↓↓↓
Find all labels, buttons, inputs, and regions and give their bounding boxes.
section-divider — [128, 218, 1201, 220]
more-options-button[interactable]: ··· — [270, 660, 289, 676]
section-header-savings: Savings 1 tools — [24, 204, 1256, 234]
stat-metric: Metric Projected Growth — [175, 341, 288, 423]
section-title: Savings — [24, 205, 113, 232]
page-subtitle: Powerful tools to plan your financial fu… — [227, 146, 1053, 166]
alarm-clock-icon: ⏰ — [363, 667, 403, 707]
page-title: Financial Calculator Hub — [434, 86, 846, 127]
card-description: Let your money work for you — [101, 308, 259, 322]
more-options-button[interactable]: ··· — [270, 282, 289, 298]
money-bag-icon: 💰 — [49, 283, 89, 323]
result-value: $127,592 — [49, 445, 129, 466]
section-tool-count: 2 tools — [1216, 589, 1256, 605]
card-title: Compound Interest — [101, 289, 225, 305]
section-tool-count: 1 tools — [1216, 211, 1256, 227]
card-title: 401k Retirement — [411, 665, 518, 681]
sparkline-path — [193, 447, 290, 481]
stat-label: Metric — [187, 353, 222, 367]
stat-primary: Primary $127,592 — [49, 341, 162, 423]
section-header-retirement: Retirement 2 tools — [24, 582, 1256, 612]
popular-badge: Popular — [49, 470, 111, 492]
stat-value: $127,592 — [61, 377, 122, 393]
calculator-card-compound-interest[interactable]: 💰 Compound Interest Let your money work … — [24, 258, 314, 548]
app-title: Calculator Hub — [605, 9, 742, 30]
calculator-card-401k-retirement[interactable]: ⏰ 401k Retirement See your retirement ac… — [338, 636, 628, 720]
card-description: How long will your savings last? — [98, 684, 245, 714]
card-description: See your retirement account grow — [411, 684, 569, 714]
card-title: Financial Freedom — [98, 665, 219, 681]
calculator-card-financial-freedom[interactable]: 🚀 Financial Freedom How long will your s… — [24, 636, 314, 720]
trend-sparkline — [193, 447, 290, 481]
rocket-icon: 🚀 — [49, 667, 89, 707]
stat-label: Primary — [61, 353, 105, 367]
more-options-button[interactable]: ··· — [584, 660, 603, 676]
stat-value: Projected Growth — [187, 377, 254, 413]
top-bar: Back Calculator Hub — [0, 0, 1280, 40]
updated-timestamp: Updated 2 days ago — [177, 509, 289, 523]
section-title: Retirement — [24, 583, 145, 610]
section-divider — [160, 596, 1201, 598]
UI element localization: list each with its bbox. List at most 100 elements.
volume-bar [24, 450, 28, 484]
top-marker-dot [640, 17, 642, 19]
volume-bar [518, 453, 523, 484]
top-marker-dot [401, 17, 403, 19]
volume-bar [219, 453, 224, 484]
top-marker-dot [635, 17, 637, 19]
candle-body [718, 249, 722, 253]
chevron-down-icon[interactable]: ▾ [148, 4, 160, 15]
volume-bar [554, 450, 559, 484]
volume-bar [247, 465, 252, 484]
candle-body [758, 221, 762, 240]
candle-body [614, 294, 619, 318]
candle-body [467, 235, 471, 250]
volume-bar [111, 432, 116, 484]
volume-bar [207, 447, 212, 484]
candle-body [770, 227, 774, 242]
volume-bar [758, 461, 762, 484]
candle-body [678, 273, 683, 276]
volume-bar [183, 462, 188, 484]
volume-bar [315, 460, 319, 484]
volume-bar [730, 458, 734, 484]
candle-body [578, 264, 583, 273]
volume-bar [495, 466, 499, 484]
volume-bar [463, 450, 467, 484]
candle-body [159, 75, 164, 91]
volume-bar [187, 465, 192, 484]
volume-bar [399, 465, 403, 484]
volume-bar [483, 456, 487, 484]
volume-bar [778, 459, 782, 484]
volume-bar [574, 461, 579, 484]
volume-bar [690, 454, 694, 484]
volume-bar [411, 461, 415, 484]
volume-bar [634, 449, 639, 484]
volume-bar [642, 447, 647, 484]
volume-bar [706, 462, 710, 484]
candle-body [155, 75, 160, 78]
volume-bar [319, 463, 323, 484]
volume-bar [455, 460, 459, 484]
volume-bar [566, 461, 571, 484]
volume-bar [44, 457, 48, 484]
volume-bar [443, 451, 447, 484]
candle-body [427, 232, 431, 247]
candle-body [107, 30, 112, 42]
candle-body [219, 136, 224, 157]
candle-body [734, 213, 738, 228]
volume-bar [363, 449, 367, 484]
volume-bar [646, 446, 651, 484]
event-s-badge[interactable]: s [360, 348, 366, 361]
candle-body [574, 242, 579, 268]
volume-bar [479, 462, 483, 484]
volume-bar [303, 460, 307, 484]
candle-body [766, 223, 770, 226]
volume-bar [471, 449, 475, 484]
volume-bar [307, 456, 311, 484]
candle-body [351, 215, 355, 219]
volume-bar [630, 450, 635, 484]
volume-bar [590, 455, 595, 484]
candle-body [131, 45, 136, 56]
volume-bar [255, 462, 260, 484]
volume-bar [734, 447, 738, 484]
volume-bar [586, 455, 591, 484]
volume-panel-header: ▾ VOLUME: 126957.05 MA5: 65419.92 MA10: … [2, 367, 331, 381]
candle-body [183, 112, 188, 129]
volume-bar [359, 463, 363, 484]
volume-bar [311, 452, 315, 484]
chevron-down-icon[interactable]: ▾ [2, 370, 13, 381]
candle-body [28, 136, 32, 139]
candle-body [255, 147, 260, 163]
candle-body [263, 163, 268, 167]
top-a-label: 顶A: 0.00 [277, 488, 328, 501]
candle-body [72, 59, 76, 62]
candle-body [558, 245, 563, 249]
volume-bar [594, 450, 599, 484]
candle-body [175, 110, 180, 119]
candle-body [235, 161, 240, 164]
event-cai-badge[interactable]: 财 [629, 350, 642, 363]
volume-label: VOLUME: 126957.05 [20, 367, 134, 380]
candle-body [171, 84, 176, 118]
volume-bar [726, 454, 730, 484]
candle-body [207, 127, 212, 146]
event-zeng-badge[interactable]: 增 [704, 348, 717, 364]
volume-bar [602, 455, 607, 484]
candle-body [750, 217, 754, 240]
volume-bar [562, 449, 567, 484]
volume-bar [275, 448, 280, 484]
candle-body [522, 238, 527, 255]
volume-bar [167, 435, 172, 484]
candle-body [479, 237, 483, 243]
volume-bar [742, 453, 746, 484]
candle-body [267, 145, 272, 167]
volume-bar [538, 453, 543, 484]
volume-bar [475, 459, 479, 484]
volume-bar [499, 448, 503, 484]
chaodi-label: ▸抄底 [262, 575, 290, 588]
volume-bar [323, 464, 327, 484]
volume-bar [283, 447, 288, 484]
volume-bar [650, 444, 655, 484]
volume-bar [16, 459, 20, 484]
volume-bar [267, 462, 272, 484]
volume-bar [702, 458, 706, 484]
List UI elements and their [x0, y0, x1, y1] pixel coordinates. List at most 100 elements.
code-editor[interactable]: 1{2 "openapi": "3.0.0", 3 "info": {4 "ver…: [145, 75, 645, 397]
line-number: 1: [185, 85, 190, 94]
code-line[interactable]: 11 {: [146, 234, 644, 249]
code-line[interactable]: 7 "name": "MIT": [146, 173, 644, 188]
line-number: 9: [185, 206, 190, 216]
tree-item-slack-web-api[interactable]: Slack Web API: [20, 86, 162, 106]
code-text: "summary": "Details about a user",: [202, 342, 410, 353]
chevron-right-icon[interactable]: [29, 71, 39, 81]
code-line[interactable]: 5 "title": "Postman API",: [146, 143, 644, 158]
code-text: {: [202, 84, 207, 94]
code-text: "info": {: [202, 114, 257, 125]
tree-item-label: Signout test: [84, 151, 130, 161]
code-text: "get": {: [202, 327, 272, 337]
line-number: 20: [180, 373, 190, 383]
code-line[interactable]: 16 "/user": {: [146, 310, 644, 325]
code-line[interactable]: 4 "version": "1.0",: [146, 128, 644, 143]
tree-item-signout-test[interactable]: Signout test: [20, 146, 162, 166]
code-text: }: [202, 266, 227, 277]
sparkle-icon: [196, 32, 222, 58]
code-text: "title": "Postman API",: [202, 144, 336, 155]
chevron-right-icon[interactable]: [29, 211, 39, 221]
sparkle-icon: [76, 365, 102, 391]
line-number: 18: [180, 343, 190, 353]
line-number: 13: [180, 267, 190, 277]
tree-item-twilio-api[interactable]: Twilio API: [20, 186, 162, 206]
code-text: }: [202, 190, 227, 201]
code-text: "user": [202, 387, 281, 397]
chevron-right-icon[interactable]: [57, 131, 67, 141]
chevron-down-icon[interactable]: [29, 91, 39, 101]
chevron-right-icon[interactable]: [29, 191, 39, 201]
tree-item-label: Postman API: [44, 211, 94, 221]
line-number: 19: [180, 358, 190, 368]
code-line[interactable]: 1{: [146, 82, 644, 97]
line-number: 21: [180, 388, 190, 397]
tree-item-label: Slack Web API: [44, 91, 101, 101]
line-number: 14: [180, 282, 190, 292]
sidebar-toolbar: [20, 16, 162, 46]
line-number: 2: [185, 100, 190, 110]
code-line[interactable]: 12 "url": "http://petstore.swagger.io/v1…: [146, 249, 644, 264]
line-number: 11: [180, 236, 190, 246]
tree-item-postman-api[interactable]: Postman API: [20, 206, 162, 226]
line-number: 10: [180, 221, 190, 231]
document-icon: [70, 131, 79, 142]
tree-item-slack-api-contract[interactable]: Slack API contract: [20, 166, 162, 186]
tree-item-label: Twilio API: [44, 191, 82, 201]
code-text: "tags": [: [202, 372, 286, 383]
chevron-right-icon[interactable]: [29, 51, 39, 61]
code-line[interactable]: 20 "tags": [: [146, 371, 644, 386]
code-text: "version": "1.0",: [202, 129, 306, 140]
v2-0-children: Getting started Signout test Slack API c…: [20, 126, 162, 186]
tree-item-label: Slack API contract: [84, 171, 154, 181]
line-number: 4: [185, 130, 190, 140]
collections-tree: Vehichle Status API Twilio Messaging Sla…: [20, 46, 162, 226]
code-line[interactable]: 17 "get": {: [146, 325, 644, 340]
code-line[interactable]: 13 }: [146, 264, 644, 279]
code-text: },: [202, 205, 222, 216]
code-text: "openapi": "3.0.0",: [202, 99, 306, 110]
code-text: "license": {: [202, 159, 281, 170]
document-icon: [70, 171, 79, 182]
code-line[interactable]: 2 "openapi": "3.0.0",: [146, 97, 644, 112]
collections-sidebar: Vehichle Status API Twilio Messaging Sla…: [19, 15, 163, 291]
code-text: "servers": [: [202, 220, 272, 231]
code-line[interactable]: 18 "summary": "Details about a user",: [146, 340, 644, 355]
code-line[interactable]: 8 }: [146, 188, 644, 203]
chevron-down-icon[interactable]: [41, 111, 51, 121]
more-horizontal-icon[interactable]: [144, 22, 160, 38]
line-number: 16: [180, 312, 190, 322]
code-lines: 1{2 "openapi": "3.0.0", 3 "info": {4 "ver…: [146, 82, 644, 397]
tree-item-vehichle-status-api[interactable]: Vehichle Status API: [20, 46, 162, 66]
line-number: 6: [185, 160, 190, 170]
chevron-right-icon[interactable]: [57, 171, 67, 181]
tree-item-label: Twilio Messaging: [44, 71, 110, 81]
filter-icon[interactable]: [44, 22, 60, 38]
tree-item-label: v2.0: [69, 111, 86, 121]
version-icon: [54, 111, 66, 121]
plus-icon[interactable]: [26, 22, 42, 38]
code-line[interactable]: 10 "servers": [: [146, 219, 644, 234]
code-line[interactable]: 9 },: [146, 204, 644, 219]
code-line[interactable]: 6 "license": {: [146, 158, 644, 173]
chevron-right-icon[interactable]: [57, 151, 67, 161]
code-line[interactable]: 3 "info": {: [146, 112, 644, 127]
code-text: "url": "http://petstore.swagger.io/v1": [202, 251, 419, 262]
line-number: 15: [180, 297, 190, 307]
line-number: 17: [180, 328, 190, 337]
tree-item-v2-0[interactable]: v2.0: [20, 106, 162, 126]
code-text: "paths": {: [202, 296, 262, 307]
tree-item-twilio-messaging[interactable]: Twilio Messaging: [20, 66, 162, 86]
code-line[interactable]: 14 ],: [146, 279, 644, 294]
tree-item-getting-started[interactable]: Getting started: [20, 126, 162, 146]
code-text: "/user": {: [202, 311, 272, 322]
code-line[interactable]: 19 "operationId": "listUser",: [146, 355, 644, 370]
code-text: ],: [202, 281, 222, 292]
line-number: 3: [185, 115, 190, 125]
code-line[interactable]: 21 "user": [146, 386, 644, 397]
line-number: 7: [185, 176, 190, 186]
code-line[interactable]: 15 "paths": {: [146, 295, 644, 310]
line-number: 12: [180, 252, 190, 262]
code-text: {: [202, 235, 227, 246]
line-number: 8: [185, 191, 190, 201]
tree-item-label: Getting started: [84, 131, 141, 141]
↑↑↑
- Exercise instructions
Write out the items above word for word, starting with the first line and ending with the line that contains "stat-value: $127,592 — [61, 377, 122, 393]", including both of those lines.

- Solution to this exercise
Find all labels, buttons, inputs, and regions and give their bounding boxes.
section-divider — [128, 218, 1201, 220]
more-options-button[interactable]: ··· — [270, 660, 289, 676]
section-header-savings: Savings 1 tools — [24, 204, 1256, 234]
stat-metric: Metric Projected Growth — [175, 341, 288, 423]
section-title: Savings — [24, 205, 113, 232]
page-subtitle: Powerful tools to plan your financial fu… — [227, 146, 1053, 166]
alarm-clock-icon: ⏰ — [363, 667, 403, 707]
page-title: Financial Calculator Hub — [434, 86, 846, 127]
card-description: Let your money work for you — [101, 308, 259, 322]
more-options-button[interactable]: ··· — [270, 282, 289, 298]
money-bag-icon: 💰 — [49, 283, 89, 323]
result-value: $127,592 — [49, 445, 129, 466]
section-tool-count: 2 tools — [1216, 589, 1256, 605]
card-title: Compound Interest — [101, 289, 225, 305]
section-tool-count: 1 tools — [1216, 211, 1256, 227]
card-title: 401k Retirement — [411, 665, 518, 681]
sparkline-path — [193, 447, 290, 481]
stat-label: Metric — [187, 353, 222, 367]
stat-primary: Primary $127,592 — [49, 341, 162, 423]
section-header-retirement: Retirement 2 tools — [24, 582, 1256, 612]
popular-badge: Popular — [49, 470, 111, 492]
stat-value: $127,592 — [61, 377, 122, 393]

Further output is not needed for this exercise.